TASK DESCRIPTION — Narrow the data below down to the lines containing "supprimer".
* BEGIN *
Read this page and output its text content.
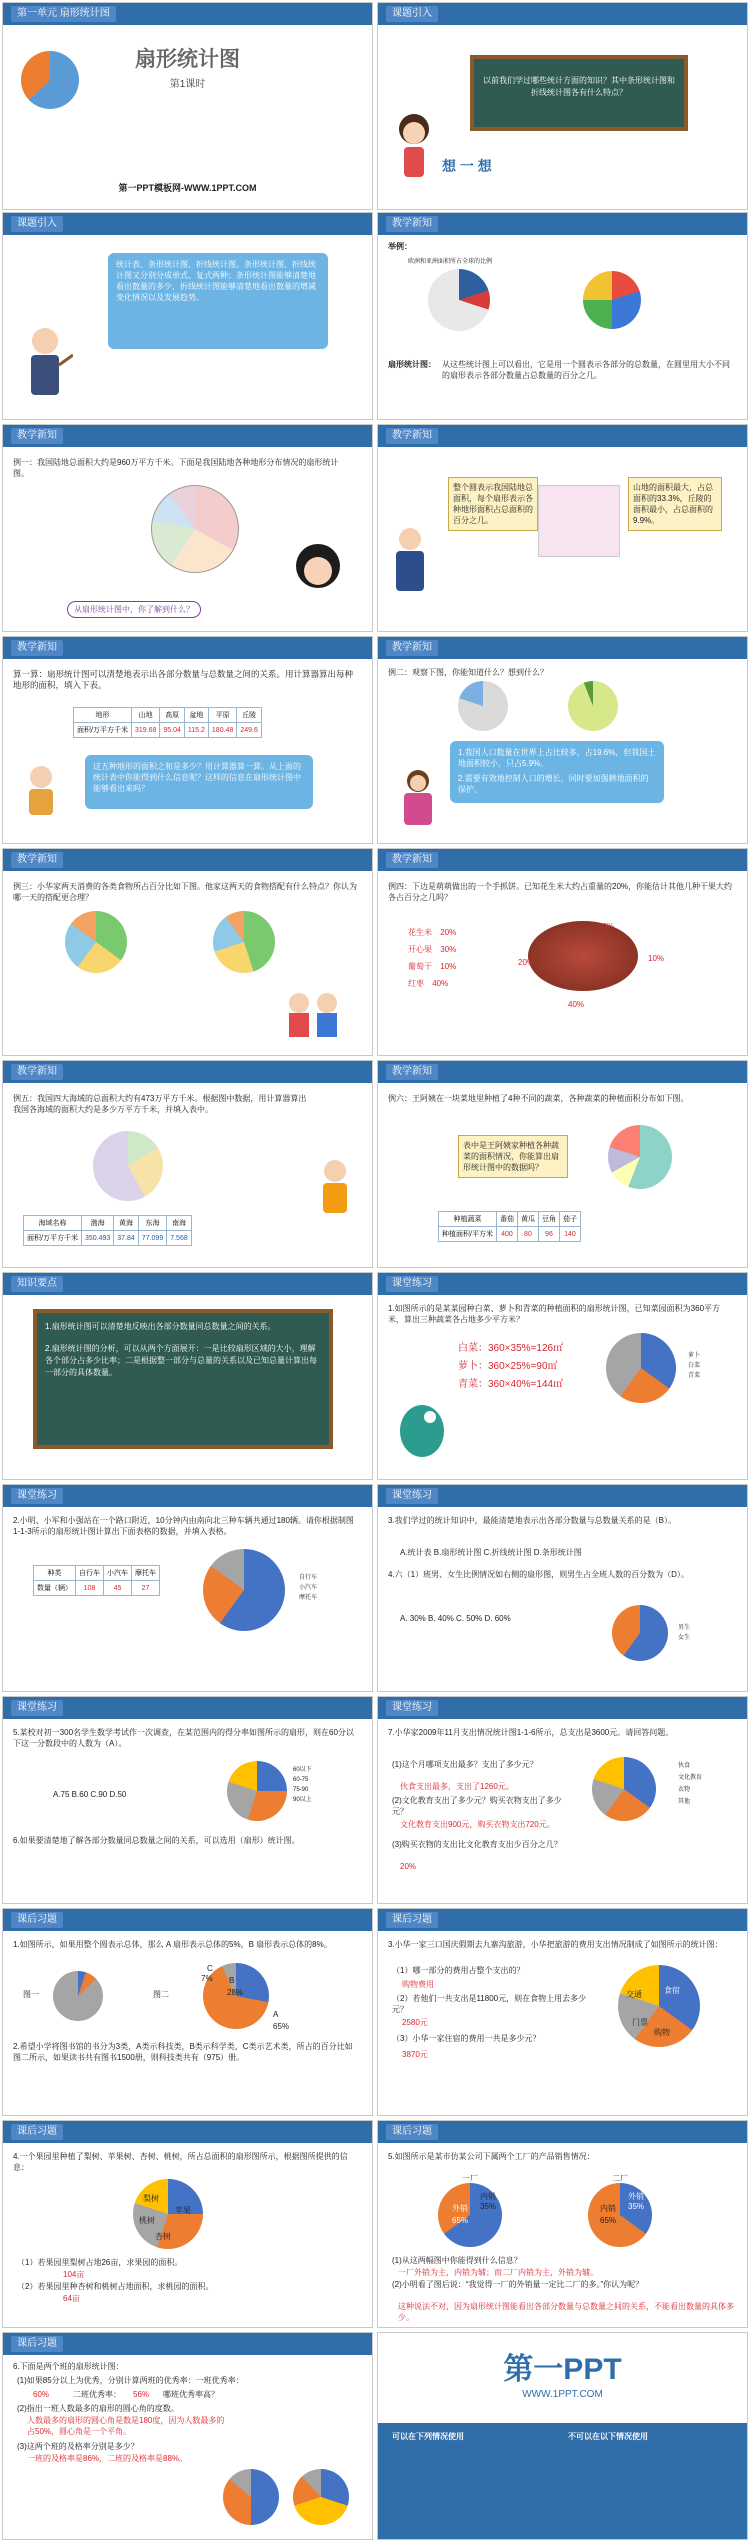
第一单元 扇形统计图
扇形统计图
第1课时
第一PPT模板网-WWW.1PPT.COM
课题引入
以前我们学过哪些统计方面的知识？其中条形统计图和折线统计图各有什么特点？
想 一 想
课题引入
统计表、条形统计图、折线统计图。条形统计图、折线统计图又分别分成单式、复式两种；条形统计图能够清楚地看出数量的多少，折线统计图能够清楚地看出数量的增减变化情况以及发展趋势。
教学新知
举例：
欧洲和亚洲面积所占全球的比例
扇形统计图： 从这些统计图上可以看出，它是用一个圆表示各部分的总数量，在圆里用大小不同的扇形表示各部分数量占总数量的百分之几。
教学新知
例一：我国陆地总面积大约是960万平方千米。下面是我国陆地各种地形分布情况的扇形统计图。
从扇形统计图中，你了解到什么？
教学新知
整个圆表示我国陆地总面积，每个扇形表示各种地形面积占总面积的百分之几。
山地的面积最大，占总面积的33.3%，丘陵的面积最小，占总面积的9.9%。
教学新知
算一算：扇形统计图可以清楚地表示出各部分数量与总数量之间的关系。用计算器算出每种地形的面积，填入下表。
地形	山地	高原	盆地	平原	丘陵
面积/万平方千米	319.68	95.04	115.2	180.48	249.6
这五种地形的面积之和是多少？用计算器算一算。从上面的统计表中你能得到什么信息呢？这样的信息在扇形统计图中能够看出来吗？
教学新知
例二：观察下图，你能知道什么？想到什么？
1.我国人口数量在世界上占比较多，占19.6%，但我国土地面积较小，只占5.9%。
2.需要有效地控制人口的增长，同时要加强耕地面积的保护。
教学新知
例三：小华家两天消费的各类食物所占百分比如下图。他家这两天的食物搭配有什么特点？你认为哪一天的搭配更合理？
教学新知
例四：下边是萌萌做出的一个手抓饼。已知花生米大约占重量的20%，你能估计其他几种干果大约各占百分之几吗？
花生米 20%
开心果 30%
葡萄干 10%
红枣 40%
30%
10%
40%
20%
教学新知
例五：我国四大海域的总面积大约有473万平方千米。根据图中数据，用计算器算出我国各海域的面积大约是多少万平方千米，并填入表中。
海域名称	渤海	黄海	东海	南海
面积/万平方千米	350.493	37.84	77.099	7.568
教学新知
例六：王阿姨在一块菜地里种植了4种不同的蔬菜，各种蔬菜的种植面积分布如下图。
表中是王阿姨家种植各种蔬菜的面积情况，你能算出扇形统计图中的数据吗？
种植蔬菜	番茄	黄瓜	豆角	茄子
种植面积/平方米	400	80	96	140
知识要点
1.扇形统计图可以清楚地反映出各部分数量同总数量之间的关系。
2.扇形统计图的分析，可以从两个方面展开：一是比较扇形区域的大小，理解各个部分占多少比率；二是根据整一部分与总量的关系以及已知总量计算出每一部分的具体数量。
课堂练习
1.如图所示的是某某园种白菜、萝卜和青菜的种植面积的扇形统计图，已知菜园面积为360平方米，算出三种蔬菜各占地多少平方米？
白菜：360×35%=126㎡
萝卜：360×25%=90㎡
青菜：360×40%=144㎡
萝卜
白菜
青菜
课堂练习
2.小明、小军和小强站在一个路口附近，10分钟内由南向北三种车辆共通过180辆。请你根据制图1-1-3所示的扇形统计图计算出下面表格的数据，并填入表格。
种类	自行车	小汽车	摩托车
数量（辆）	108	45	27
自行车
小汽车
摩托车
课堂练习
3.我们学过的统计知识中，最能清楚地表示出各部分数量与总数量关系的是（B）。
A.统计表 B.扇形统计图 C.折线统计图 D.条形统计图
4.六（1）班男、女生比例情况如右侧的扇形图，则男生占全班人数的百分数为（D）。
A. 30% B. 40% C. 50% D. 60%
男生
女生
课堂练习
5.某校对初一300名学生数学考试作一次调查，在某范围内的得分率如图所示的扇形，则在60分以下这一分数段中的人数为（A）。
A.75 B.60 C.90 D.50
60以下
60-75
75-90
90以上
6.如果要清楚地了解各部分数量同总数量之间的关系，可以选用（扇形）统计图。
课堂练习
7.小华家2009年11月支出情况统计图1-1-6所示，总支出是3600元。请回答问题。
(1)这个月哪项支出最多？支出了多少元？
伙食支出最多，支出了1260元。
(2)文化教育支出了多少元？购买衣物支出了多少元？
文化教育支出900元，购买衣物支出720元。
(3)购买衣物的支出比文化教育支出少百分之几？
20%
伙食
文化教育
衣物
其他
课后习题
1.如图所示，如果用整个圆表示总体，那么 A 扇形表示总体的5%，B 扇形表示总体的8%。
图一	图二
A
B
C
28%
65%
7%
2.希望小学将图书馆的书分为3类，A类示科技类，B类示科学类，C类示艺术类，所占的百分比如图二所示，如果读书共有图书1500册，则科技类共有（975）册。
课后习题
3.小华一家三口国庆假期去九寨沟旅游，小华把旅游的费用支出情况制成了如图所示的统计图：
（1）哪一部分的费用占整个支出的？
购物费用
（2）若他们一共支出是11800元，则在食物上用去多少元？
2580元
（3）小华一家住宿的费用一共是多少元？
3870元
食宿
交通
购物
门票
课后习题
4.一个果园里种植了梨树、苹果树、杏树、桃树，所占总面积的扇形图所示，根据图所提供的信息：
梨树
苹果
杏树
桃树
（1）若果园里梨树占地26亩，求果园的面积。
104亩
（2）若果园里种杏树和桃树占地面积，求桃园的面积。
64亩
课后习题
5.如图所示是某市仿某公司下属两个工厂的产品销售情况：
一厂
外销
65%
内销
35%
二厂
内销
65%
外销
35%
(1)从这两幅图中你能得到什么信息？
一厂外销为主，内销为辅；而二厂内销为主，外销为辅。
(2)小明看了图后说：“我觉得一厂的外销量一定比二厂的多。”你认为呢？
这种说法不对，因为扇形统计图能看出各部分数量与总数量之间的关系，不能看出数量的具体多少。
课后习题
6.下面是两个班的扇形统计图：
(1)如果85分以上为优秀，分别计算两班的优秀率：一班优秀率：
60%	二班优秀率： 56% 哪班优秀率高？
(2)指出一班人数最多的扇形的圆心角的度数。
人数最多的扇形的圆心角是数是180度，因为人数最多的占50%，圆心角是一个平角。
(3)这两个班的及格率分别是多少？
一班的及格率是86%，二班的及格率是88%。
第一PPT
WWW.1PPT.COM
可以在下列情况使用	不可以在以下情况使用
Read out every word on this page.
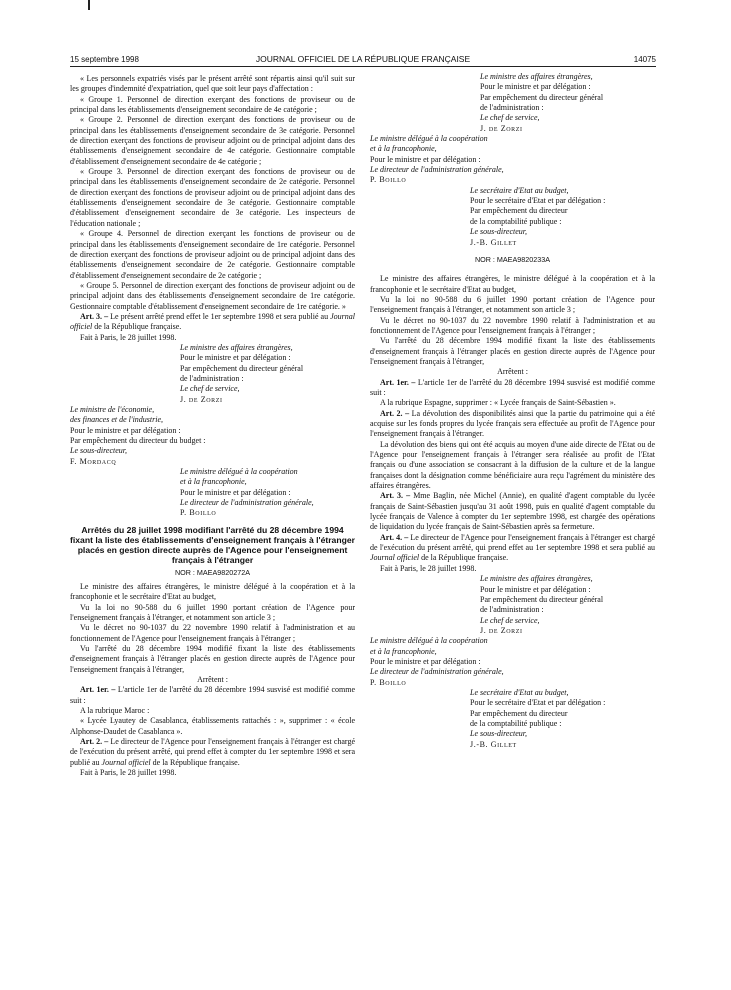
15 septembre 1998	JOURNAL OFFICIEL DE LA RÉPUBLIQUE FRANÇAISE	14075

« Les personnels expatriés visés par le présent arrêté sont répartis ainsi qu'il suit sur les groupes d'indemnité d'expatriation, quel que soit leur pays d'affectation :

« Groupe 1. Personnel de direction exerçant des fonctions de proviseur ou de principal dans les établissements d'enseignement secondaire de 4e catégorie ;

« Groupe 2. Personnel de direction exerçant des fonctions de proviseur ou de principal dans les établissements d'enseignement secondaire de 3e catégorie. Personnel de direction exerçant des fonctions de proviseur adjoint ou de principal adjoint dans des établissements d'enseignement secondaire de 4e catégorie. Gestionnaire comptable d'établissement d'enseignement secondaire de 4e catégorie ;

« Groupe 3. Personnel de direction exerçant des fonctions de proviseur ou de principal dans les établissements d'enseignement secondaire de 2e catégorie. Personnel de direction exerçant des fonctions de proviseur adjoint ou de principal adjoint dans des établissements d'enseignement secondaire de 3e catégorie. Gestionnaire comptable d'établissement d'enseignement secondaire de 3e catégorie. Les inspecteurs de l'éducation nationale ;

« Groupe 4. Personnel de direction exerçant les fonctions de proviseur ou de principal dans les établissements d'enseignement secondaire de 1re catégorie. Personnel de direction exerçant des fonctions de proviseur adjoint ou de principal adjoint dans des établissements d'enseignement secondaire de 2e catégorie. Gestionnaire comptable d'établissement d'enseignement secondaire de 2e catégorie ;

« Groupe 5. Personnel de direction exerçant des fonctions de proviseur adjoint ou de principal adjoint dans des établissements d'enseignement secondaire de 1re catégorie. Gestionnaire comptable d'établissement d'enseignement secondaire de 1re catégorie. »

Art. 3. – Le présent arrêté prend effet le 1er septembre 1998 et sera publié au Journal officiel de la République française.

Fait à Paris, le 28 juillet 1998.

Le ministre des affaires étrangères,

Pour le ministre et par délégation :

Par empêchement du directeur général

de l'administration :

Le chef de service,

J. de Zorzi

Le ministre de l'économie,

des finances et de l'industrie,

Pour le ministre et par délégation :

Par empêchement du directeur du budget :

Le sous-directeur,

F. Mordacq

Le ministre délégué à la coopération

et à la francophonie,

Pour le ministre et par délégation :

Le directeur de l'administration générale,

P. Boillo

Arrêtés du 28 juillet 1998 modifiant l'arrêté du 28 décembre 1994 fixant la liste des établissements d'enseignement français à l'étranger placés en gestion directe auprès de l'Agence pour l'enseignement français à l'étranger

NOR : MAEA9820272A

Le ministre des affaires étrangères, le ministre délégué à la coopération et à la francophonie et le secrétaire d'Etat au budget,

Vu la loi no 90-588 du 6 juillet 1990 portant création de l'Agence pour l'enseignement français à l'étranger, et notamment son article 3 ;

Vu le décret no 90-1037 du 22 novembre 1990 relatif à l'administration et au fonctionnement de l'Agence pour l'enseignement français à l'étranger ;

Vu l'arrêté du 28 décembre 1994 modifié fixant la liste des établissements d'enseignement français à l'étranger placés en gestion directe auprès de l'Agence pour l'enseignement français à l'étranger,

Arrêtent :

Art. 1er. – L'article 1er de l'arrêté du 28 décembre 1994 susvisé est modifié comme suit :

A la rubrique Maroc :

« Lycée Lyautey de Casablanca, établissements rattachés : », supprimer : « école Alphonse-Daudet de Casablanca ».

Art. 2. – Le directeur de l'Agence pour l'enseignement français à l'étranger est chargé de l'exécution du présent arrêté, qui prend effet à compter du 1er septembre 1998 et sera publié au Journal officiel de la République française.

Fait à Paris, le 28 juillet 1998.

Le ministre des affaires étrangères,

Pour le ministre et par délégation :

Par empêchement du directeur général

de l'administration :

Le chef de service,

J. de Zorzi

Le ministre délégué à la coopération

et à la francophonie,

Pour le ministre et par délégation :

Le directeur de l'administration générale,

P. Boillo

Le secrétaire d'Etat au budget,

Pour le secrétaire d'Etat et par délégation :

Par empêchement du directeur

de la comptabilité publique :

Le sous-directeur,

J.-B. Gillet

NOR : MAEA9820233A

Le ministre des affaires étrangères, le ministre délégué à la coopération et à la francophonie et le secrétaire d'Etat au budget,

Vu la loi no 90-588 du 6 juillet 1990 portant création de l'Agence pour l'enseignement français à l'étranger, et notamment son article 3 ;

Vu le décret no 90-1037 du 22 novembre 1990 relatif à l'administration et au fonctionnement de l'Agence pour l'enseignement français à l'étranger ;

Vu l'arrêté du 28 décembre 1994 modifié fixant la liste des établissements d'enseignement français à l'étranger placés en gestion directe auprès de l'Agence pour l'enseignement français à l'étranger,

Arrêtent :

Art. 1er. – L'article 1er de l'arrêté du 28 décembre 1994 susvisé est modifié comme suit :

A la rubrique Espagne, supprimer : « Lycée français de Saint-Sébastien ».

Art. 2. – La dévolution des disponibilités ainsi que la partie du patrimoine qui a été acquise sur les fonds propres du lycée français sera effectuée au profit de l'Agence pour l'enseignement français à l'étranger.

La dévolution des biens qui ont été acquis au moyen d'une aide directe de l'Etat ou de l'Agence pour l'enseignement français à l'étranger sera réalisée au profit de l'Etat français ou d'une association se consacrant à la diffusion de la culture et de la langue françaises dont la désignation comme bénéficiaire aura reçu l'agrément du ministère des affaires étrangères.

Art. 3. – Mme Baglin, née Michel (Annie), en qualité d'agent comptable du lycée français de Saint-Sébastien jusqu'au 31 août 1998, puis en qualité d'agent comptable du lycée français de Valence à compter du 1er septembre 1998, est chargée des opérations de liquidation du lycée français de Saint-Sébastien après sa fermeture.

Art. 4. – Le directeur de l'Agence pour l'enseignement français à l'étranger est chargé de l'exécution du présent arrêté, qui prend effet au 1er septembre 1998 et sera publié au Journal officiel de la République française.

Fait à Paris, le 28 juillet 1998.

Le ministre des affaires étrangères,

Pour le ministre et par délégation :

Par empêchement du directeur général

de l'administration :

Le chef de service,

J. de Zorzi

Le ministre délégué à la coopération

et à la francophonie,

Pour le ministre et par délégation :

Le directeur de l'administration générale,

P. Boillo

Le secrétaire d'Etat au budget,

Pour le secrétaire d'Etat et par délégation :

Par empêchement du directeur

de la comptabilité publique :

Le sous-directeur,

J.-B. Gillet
* END *
TASK RESULT —
« Lycée Lyautey de Casablanca, établissements rattachés : », supprimer : « école Alphonse-Daudet de Casablanca ».
A la rubrique Espagne, supprimer : « Lycée français de Saint-Sébastien ».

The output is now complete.